**GIVEN DATA**
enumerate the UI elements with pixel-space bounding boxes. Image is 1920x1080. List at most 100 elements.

==

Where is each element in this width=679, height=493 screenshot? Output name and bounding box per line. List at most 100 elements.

...

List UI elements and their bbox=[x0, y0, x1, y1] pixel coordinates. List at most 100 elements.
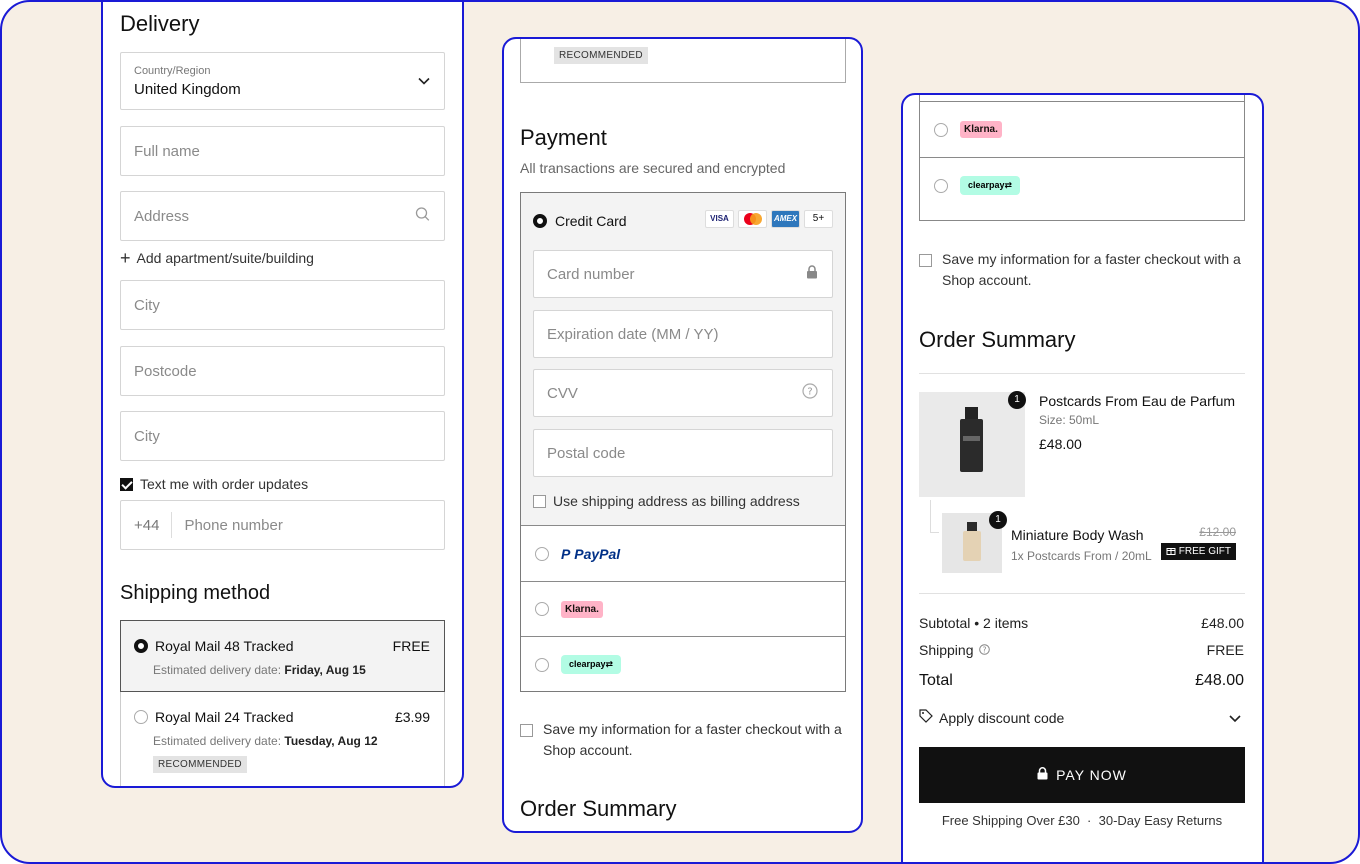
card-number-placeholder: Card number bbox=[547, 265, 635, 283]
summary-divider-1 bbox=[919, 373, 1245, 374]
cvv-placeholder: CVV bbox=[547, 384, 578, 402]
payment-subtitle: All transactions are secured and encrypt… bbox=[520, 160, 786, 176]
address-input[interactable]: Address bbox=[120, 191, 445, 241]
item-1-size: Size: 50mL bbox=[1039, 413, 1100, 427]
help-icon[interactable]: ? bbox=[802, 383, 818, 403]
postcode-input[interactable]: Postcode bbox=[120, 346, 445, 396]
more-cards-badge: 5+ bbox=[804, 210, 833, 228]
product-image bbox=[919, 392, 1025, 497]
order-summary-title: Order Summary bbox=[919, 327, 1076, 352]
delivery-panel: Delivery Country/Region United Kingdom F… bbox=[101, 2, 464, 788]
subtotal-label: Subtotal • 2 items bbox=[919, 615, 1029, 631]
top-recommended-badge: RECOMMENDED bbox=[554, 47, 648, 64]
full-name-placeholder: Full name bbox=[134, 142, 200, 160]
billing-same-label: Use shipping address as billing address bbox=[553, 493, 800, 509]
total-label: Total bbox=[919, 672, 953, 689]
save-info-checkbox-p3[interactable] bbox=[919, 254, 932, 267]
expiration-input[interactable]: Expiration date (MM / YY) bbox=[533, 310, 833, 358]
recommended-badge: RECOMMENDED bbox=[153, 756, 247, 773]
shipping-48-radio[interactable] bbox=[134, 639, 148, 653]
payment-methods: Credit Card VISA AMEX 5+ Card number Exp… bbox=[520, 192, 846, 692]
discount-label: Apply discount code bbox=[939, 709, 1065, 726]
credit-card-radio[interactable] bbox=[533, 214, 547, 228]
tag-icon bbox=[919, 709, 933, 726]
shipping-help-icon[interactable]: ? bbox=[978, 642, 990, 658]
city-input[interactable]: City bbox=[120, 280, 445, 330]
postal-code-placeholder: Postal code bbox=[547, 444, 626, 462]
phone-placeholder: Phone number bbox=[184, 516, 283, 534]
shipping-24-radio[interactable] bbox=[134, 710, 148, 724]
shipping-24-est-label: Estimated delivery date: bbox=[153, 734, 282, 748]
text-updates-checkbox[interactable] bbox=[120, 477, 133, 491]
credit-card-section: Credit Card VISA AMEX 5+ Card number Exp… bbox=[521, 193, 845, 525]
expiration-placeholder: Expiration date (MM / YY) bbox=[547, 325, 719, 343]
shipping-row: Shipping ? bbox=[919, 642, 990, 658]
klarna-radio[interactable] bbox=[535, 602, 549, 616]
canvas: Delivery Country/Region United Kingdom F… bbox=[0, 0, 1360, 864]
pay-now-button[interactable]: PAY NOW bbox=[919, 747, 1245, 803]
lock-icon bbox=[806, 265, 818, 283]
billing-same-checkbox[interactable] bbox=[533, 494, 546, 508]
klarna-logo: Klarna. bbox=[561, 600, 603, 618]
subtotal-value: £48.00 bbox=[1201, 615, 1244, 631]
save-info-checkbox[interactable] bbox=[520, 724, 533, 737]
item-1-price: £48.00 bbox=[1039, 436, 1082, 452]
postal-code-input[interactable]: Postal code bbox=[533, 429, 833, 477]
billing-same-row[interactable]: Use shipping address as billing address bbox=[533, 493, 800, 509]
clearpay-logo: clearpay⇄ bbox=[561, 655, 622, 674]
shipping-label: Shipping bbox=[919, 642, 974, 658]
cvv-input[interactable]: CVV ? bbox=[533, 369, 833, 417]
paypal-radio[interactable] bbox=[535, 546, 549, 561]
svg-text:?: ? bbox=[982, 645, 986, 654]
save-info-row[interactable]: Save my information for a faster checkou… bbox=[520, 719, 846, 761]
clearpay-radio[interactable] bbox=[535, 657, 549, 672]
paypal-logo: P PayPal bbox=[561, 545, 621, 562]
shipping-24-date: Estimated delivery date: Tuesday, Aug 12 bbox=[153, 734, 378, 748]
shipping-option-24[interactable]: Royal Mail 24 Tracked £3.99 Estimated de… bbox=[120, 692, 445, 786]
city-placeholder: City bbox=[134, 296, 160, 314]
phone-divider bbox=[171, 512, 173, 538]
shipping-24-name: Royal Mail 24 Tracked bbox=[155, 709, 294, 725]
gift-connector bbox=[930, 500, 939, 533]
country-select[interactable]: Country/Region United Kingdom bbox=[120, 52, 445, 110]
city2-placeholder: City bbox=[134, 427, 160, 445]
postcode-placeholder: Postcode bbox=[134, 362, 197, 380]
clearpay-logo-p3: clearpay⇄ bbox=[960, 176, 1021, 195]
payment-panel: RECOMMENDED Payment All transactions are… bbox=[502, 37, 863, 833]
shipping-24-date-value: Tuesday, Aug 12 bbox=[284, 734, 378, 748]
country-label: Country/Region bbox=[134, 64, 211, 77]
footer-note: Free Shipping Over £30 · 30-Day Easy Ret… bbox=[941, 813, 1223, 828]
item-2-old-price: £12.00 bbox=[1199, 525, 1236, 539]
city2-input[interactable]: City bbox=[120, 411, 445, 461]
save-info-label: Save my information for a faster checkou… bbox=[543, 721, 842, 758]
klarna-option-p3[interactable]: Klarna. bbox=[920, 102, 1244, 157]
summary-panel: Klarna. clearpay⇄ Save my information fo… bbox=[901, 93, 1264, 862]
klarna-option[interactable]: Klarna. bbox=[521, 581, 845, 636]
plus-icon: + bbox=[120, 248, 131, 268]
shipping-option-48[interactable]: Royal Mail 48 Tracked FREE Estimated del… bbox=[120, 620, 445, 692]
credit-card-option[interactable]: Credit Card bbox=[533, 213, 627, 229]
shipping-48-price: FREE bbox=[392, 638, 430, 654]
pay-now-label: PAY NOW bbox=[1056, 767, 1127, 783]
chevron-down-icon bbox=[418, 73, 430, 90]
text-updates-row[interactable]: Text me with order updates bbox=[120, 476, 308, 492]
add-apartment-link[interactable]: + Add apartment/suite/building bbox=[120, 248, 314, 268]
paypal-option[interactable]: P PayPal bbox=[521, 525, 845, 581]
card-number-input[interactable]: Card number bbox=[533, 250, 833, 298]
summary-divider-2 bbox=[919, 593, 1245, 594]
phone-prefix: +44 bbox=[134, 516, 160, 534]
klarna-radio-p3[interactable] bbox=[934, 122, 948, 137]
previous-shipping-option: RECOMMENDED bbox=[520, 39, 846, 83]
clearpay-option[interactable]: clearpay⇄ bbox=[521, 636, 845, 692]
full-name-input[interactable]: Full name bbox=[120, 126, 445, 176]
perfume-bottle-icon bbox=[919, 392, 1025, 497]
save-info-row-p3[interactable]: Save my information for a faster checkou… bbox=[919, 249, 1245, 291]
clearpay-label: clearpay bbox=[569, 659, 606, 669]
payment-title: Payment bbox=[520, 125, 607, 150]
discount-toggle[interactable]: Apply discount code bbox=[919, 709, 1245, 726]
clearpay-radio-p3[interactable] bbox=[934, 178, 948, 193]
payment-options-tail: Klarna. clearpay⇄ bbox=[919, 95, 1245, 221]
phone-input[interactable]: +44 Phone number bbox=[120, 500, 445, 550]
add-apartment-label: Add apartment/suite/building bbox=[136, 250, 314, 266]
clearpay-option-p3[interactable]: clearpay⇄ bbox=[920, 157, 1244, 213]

**WHAT TO WORK ON**
Please recast the material as a Markdown table with the columns Row and Entry, starting at the line that contains "List UI elements" and stopping after the line that contains "order-summary-title: Order Summary". Skip blank lines and leave the pictures out.

**REPLY TO THE EXERCISE**
| Row | Entry |
|---|---|
| 1 | List UI elements and their bbox=[x0, y0, x1, y1] pixel coordinates. List at most 100 elements. |
| 2 | card-number-placeholder: Card number bbox=[547, 265, 635, 283] |
| 3 | summary-divider-1 bbox=[919, 373, 1245, 374] |
| 4 | cvv-placeholder: CVV bbox=[547, 384, 578, 402] |
| 5 | payment-subtitle: All transactions are secured and encrypt… bbox=[520, 160, 786, 176] |
| 6 | address-input[interactable]: Address bbox=[120, 191, 445, 241] |
| 7 | item-1-size: Size: 50mL bbox=[1039, 413, 1100, 427] |
| 8 | help-icon[interactable]: ? bbox=[802, 383, 818, 403] |
| 9 | postcode-input[interactable]: Postcode bbox=[120, 346, 445, 396] |
| 10 | more-cards-badge: 5+ bbox=[804, 210, 833, 228] |
| 11 | product-image bbox=[919, 392, 1025, 497] |
| 12 | order-summary-title: Order Summary bbox=[919, 327, 1076, 352] |